[Material for this task]
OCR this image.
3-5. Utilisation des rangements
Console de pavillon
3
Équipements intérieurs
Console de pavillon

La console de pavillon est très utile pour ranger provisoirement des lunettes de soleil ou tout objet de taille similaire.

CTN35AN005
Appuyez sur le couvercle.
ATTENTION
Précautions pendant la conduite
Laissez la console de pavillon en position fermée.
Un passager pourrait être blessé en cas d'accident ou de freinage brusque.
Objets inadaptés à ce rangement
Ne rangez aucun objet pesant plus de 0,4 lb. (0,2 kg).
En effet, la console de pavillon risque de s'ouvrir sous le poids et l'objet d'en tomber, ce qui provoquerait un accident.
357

[Required task]
Quote all the records. Keep every word exact.

[Task result]
OCR this image.
3-5. Utilisation des rangements
Console de pavillon
3
Équipements intérieurs
Console de pavillon

La console de pavillon est très utile pour ranger provisoirement des lunettes de soleil ou tout objet de taille similaire.

CTN35AN005
Appuyez sur le couvercle.
ATTENTION
Précautions pendant la conduite
Laissez la console de pavillon en position fermée.
Un passager pourrait être blessé en cas d'accident ou de freinage brusque.
Objets inadaptés à ce rangement
Ne rangez aucun objet pesant plus de 0,4 lb. (0,2 kg).
En effet, la console de pavillon risque de s'ouvrir sous le poids et l'objet d'en tomber, ce qui provoquerait un accident.
357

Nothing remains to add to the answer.